### SET TASK
Could you write out the records below exactly as they appear?
— start SUPPLIED DATA —
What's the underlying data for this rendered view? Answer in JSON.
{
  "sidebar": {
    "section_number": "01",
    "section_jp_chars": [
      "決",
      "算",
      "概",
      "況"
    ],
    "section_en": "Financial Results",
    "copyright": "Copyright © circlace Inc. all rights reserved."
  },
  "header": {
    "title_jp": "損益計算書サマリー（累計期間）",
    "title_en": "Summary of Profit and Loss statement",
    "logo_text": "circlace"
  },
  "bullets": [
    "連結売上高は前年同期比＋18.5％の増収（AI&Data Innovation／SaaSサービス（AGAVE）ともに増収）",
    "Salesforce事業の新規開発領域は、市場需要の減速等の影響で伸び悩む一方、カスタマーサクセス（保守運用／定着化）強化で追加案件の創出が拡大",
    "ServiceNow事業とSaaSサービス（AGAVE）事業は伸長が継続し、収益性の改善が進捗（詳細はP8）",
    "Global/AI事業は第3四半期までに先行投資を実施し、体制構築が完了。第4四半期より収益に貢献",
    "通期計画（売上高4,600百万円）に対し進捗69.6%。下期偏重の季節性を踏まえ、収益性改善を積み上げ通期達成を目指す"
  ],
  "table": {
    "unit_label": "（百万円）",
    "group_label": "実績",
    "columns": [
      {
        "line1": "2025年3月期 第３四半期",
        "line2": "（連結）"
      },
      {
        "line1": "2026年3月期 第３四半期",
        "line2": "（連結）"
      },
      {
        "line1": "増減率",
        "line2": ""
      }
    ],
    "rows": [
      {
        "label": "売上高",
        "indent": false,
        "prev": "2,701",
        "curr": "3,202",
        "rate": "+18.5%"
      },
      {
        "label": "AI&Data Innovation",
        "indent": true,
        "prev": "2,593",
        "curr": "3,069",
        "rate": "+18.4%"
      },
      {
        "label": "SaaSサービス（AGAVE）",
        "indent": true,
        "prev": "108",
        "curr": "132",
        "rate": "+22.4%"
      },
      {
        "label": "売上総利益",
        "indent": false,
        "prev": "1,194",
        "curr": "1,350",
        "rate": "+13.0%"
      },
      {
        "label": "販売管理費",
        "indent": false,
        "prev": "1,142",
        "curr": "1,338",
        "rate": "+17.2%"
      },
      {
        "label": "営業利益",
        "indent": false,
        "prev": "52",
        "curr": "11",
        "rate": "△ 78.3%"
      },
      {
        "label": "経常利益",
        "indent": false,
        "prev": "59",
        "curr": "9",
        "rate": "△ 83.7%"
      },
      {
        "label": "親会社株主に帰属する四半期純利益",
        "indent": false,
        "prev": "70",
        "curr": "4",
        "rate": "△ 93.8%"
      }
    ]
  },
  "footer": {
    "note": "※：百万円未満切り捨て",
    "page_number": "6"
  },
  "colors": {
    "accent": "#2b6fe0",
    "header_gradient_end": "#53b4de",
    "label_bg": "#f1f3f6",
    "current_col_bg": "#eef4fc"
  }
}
— end SUPPLIED DATA —
### RESPONSE TO THIS TASK
What's the underlying data for this rendered view? Answer in JSON.
{
  "sidebar": {
    "section_number": "01",
    "section_jp_chars": [
      "決",
      "算",
      "概",
      "況"
    ],
    "section_en": "Financial Results",
    "copyright": "Copyright © circlace Inc. all rights reserved."
  },
  "header": {
    "title_jp": "損益計算書サマリー（累計期間）",
    "title_en": "Summary of Profit and Loss statement",
    "logo_text": "circlace"
  },
  "bullets": [
    "連結売上高は前年同期比＋18.5％の増収（AI&Data Innovation／SaaSサービス（AGAVE）ともに増収）",
    "Salesforce事業の新規開発領域は、市場需要の減速等の影響で伸び悩む一方、カスタマーサクセス（保守運用／定着化）強化で追加案件の創出が拡大",
    "ServiceNow事業とSaaSサービス（AGAVE）事業は伸長が継続し、収益性の改善が進捗（詳細はP8）",
    "Global/AI事業は第3四半期までに先行投資を実施し、体制構築が完了。第4四半期より収益に貢献",
    "通期計画（売上高4,600百万円）に対し進捗69.6%。下期偏重の季節性を踏まえ、収益性改善を積み上げ通期達成を目指す"
  ],
  "table": {
    "unit_label": "（百万円）",
    "group_label": "実績",
    "columns": [
      {
        "line1": "2025年3月期 第３四半期",
        "line2": "（連結）"
      },
      {
        "line1": "2026年3月期 第３四半期",
        "line2": "（連結）"
      },
      {
        "line1": "増減率",
        "line2": ""
      }
    ],
    "rows": [
      {
        "label": "売上高",
        "indent": false,
        "prev": "2,701",
        "curr": "3,202",
        "rate": "+18.5%"
      },
      {
        "label": "AI&Data Innovation",
        "indent": true,
        "prev": "2,593",
        "curr": "3,069",
        "rate": "+18.4%"
      },
      {
        "label": "SaaSサービス（AGAVE）",
        "indent": true,
        "prev": "108",
        "curr": "132",
        "rate": "+22.4%"
      },
      {
        "label": "売上総利益",
        "indent": false,
        "prev": "1,194",
        "curr": "1,350",
        "rate": "+13.0%"
      },
      {
        "label": "販売管理費",
        "indent": false,
        "prev": "1,142",
        "curr": "1,338",
        "rate": "+17.2%"
      },
      {
        "label": "営業利益",
        "indent": false,
        "prev": "52",
        "curr": "11",
        "rate": "△ 78.3%"
      },
      {
        "label": "経常利益",
        "indent": false,
        "prev": "59",
        "curr": "9",
        "rate": "△ 83.7%"
      },
      {
        "label": "親会社株主に帰属する四半期純利益",
        "indent": false,
        "prev": "70",
        "curr": "4",
        "rate": "△ 93.8%"
      }
    ]
  },
  "footer": {
    "note": "※：百万円未満切り捨て",
    "page_number": "6"
  },
  "colors": {
    "accent": "#2b6fe0",
    "header_gradient_end": "#53b4de",
    "label_bg": "#f1f3f6",
    "current_col_bg": "#eef4fc"
  }
}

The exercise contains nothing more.